··· Material provided ···

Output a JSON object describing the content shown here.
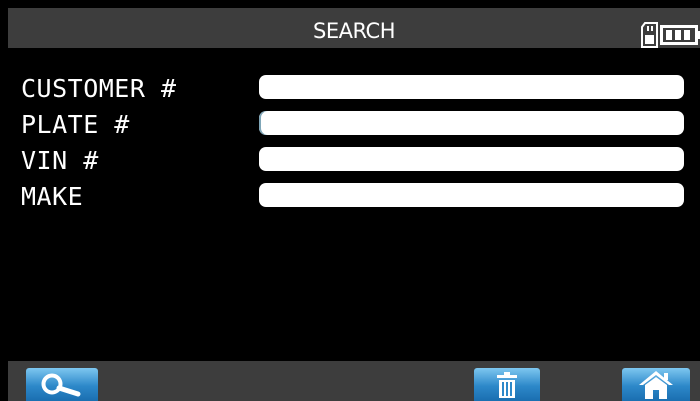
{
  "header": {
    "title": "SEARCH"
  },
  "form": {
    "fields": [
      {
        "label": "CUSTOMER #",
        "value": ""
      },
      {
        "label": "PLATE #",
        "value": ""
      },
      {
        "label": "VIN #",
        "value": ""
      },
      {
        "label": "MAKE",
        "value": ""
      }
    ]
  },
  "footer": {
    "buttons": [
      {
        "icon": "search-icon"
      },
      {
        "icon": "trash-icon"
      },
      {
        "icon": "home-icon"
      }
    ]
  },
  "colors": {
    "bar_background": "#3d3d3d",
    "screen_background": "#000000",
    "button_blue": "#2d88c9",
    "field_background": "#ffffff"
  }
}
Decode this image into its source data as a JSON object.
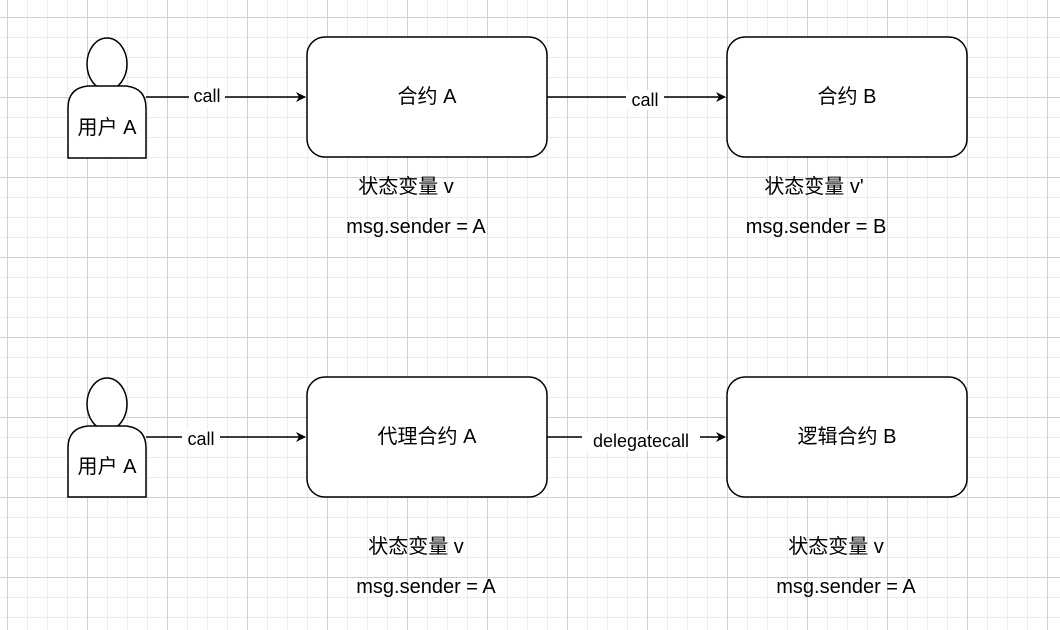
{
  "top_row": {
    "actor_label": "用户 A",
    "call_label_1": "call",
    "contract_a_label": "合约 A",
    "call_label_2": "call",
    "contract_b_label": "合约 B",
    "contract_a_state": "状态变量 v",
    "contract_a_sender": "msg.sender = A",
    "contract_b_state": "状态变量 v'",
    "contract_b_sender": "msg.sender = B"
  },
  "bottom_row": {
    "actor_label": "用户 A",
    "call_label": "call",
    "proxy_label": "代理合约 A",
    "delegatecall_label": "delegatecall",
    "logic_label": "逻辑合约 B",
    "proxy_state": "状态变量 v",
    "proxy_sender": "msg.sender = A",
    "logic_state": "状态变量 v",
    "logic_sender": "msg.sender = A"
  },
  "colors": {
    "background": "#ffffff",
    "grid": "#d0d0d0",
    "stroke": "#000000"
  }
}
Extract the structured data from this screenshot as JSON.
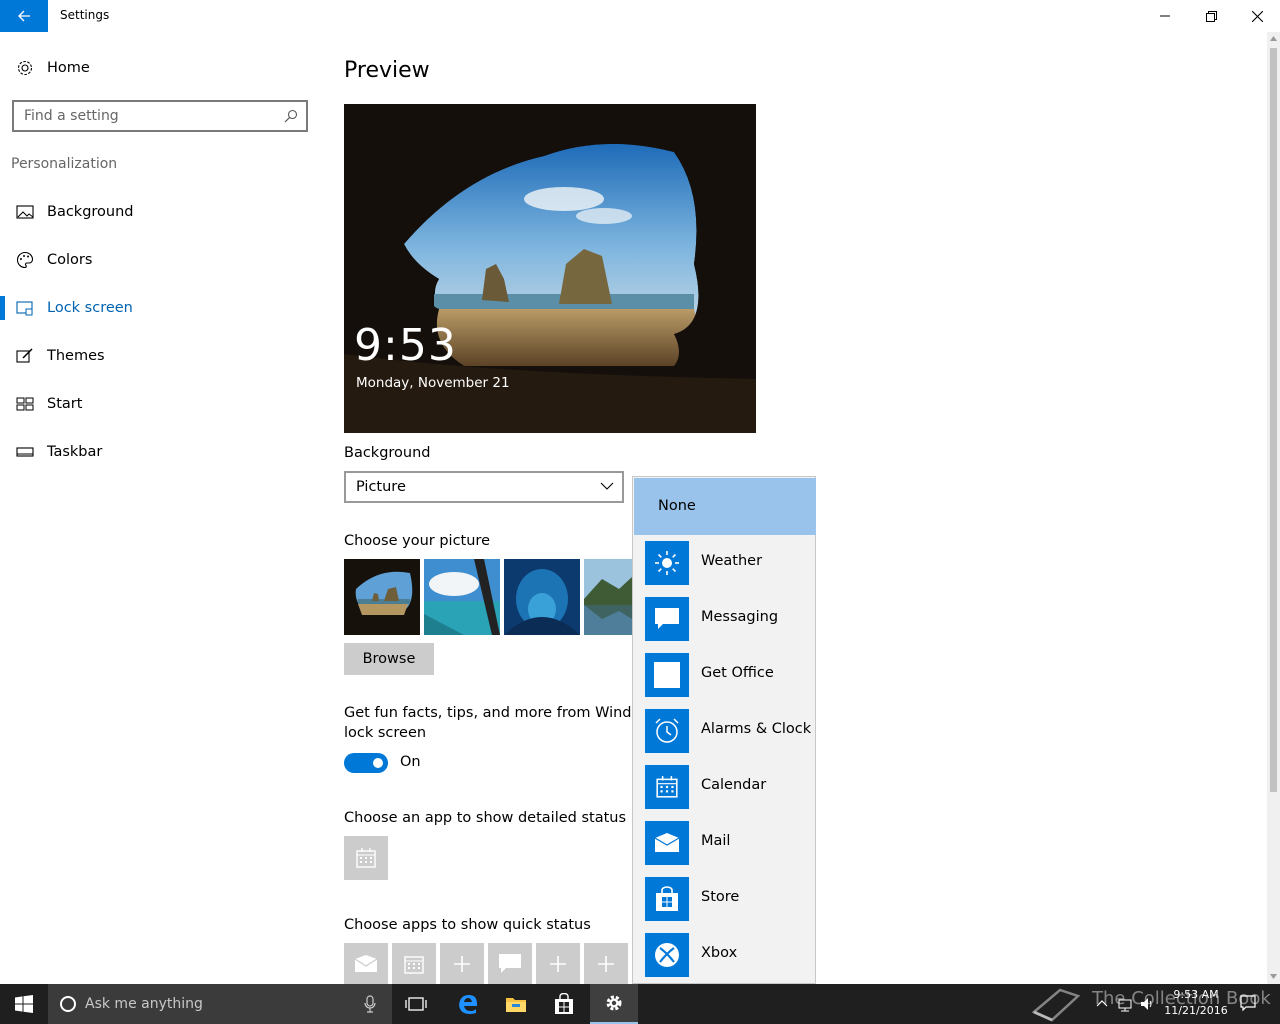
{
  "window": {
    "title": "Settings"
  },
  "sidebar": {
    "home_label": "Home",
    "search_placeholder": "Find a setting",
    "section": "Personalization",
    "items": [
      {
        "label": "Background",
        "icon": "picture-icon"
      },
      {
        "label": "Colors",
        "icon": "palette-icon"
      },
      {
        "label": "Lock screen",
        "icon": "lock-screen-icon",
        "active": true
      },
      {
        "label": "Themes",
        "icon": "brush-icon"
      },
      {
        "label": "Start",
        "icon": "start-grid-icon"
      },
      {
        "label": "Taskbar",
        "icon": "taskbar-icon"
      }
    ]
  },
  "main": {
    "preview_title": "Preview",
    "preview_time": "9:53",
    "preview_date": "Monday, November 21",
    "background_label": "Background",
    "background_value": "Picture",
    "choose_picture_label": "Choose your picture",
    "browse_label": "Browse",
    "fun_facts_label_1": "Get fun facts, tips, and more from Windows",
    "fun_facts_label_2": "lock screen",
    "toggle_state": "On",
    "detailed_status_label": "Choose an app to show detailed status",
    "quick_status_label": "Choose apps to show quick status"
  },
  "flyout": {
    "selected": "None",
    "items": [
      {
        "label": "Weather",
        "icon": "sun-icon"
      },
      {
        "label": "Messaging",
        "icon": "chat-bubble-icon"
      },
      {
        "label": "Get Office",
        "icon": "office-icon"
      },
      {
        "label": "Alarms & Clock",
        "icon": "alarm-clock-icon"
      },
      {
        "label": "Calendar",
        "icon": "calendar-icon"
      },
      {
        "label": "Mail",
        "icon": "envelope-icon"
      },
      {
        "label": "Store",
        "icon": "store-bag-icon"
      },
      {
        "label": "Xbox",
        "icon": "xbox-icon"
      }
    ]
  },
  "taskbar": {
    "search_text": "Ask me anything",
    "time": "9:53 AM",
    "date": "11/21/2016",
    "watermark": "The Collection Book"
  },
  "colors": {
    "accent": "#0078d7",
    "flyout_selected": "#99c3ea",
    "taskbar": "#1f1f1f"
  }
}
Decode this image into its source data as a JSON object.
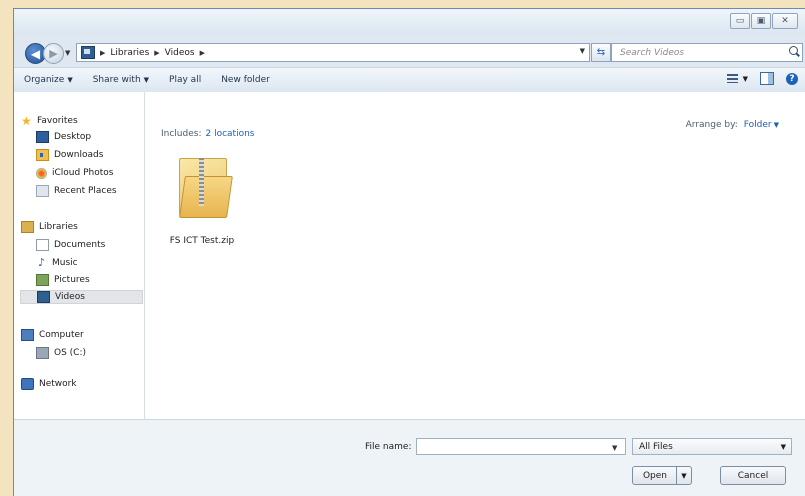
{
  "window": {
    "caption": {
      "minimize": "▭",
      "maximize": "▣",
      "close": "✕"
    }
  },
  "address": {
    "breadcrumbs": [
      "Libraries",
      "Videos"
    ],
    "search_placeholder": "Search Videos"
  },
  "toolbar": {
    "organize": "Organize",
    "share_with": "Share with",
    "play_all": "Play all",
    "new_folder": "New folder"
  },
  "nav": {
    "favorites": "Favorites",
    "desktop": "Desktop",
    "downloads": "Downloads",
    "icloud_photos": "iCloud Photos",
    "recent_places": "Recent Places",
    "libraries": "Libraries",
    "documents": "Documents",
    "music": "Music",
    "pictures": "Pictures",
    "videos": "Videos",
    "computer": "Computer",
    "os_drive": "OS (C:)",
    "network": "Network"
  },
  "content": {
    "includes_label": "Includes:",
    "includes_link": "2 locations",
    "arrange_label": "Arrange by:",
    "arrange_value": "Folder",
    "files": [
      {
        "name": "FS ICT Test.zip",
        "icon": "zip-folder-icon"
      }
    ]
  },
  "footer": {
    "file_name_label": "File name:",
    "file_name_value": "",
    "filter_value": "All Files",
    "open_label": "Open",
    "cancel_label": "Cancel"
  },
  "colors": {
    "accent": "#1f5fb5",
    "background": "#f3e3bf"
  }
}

···

Copy all the data exactly as written, but skip any picture.

Output a JSON object describing the content shown here.
{
  "header": {
    "title": "SEARCH"
  },
  "form": {
    "fields": [
      {
        "label": "CUSTOMER #",
        "value": ""
      },
      {
        "label": "PLATE #",
        "value": ""
      },
      {
        "label": "VIN #",
        "value": ""
      },
      {
        "label": "MAKE",
        "value": ""
      }
    ]
  },
  "footer": {
    "buttons": [
      {
        "icon": "search-icon"
      },
      {
        "icon": "trash-icon"
      },
      {
        "icon": "home-icon"
      }
    ]
  },
  "colors": {
    "bar_background": "#3d3d3d",
    "screen_background": "#000000",
    "button_blue": "#2d88c9",
    "field_background": "#ffffff"
  }
}
Decode this image into its source data as a JSON object.
{
  "top_row": {
    "actor_label": "用户 A",
    "call_label_1": "call",
    "contract_a_label": "合约 A",
    "call_label_2": "call",
    "contract_b_label": "合约 B",
    "contract_a_state": "状态变量 v",
    "contract_a_sender": "msg.sender = A",
    "contract_b_state": "状态变量 v'",
    "contract_b_sender": "msg.sender = B"
  },
  "bottom_row": {
    "actor_label": "用户 A",
    "call_label": "call",
    "proxy_label": "代理合约 A",
    "delegatecall_label": "delegatecall",
    "logic_label": "逻辑合约 B",
    "proxy_state": "状态变量 v",
    "proxy_sender": "msg.sender = A",
    "logic_state": "状态变量 v",
    "logic_sender": "msg.sender = A"
  },
  "colors": {
    "background": "#ffffff",
    "grid": "#d0d0d0",
    "stroke": "#000000"
  }
}
Extract the structured data from this screenshot as JSON.
{
  "window": {
    "title": "Settings"
  },
  "sidebar": {
    "home_label": "Home",
    "search_placeholder": "Find a setting",
    "section": "Personalization",
    "items": [
      {
        "label": "Background",
        "icon": "picture-icon"
      },
      {
        "label": "Colors",
        "icon": "palette-icon"
      },
      {
        "label": "Lock screen",
        "icon": "lock-screen-icon",
        "active": true
      },
      {
        "label": "Themes",
        "icon": "brush-icon"
      },
      {
        "label": "Start",
        "icon": "start-grid-icon"
      },
      {
        "label": "Taskbar",
        "icon": "taskbar-icon"
      }
    ]
  },
  "main": {
    "preview_title": "Preview",
    "preview_time": "9:53",
    "preview_date": "Monday, November 21",
    "background_label": "Background",
    "background_value": "Picture",
    "choose_picture_label": "Choose your picture",
    "browse_label": "Browse",
    "fun_facts_label_1": "Get fun facts, tips, and more from Windows",
    "fun_facts_label_2": "lock screen",
    "toggle_state": "On",
    "detailed_status_label": "Choose an app to show detailed status",
    "quick_status_label": "Choose apps to show quick status"
  },
  "flyout": {
    "selected": "None",
    "items": [
      {
        "label": "Weather",
        "icon": "sun-icon"
      },
      {
        "label": "Messaging",
        "icon": "chat-bubble-icon"
      },
      {
        "label": "Get Office",
        "icon": "office-icon"
      },
      {
        "label": "Alarms & Clock",
        "icon": "alarm-clock-icon"
      },
      {
        "label": "Calendar",
        "icon": "calendar-icon"
      },
      {
        "label": "Mail",
        "icon": "envelope-icon"
      },
      {
        "label": "Store",
        "icon": "store-bag-icon"
      },
      {
        "label": "Xbox",
        "icon": "xbox-icon"
      }
    ]
  },
  "taskbar": {
    "search_text": "Ask me anything",
    "time": "9:53 AM",
    "date": "11/21/2016",
    "watermark": "The Collection Book"
  },
  "colors": {
    "accent": "#0078d7",
    "flyout_selected": "#99c3ea",
    "taskbar": "#1f1f1f"
  }
}
Decode this image into its source data as a JSON object.
{
  "window": {
    "caption": {
      "minimize": "▭",
      "maximize": "▣",
      "close": "✕"
    }
  },
  "address": {
    "breadcrumbs": [
      "Libraries",
      "Videos"
    ],
    "search_placeholder": "Search Videos"
  },
  "toolbar": {
    "organize": "Organize",
    "share_with": "Share with",
    "play_all": "Play all",
    "new_folder": "New folder"
  },
  "nav": {
    "favorites": "Favorites",
    "desktop": "Desktop",
    "downloads": "Downloads",
    "icloud_photos": "iCloud Photos",
    "recent_places": "Recent Places",
    "libraries": "Libraries",
    "documents": "Documents",
    "music": "Music",
    "pictures": "Pictures",
    "videos": "Videos",
    "computer": "Computer",
    "os_drive": "OS (C:)",
    "network": "Network"
  },
  "content": {
    "includes_label": "Includes:",
    "includes_link": "2 locations",
    "arrange_label": "Arrange by:",
    "arrange_value": "Folder",
    "files": [
      {
        "name": "FS ICT Test.zip",
        "icon": "zip-folder-icon"
      }
    ]
  },
  "footer": {
    "file_name_label": "File name:",
    "file_name_value": "",
    "filter_value": "All Files",
    "open_label": "Open",
    "cancel_label": "Cancel"
  },
  "colors": {
    "accent": "#1f5fb5",
    "background": "#f3e3bf"
  }
}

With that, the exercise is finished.